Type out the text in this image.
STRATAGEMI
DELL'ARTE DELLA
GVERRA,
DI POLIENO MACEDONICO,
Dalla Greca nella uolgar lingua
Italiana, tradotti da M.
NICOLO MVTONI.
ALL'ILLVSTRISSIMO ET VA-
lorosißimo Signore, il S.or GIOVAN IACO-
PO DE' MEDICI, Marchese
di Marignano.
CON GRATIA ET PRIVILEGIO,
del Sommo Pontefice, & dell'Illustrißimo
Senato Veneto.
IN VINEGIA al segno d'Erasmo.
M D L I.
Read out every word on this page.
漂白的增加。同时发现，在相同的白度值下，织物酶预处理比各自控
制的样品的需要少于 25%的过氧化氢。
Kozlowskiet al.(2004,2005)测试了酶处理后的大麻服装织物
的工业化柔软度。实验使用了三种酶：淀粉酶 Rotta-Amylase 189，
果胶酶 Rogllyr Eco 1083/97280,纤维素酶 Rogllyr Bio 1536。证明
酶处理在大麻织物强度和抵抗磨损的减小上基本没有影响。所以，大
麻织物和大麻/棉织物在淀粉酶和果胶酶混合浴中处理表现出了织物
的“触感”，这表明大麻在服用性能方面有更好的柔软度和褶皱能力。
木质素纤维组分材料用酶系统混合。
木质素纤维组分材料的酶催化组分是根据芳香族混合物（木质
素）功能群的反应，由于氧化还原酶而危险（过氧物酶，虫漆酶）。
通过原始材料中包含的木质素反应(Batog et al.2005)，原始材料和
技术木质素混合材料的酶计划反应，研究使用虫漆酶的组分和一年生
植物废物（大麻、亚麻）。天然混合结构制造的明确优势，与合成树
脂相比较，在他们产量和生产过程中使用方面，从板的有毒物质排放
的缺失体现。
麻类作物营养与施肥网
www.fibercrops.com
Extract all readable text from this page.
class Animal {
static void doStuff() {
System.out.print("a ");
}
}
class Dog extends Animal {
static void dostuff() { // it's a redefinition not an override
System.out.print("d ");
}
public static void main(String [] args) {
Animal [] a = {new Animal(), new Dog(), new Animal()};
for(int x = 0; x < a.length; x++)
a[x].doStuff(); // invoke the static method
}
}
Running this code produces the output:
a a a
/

▶ WHAT THE EXERCISE ASKS
Extract all of the material exactly as it is written.

▶ PROBLEM SOLUTION
Type out the text in this image.
STRATAGEMI
DELL'ARTE DELLA
GVERRA,
DI POLIENO MACEDONICO,
Dalla Greca nella uolgar lingua
Italiana, tradotti da M.
NICOLO MVTONI.
ALL'ILLVSTRISSIMO ET VA-
lorosißimo Signore, il S.or GIOVAN IACO-
PO DE' MEDICI, Marchese
di Marignano.
CON GRATIA ET PRIVILEGIO,
del Sommo Pontefice, & dell'Illustrißimo
Senato Veneto.
IN VINEGIA al segno d'Erasmo.
M D L I.
Read out every word on this page.
漂白的增加。同时发现，在相同的白度值下，织物酶预处理比各自控
制的样品的需要少于 25%的过氧化氢。
Kozlowskiet al.(2004,2005)测试了酶处理后的大麻服装织物
的工业化柔软度。实验使用了三种酶：淀粉酶 Rotta-Amylase 189，
果胶酶 Rogllyr Eco 1083/97280,纤维素酶 Rogllyr Bio 1536。证明
酶处理在大麻织物强度和抵抗磨损的减小上基本没有影响。所以，大
麻织物和大麻/棉织物在淀粉酶和果胶酶混合浴中处理表现出了织物
的“触感”，这表明大麻在服用性能方面有更好的柔软度和褶皱能力。
木质素纤维组分材料用酶系统混合。
木质素纤维组分材料的酶催化组分是根据芳香族混合物（木质
素）功能群的反应，由于氧化还原酶而危险（过氧物酶，虫漆酶）。
通过原始材料中包含的木质素反应(Batog et al.2005)，原始材料和
技术木质素混合材料的酶计划反应，研究使用虫漆酶的组分和一年生
植物废物（大麻、亚麻）。天然混合结构制造的明确优势，与合成树
脂相比较，在他们产量和生产过程中使用方面，从板的有毒物质排放
的缺失体现。
麻类作物营养与施肥网
www.fibercrops.com
Extract all readable text from this page.
class Animal {
static void doStuff() {
System.out.print("a ");
}
}
class Dog extends Animal {
static void dostuff() { // it's a redefinition not an override
System.out.print("d ");
}
public static void main(String [] args) {
Animal [] a = {new Animal(), new Dog(), new Animal()};
for(int x = 0; x < a.length; x++)
a[x].doStuff(); // invoke the static method
}
}
Running this code produces the output:
a a a
/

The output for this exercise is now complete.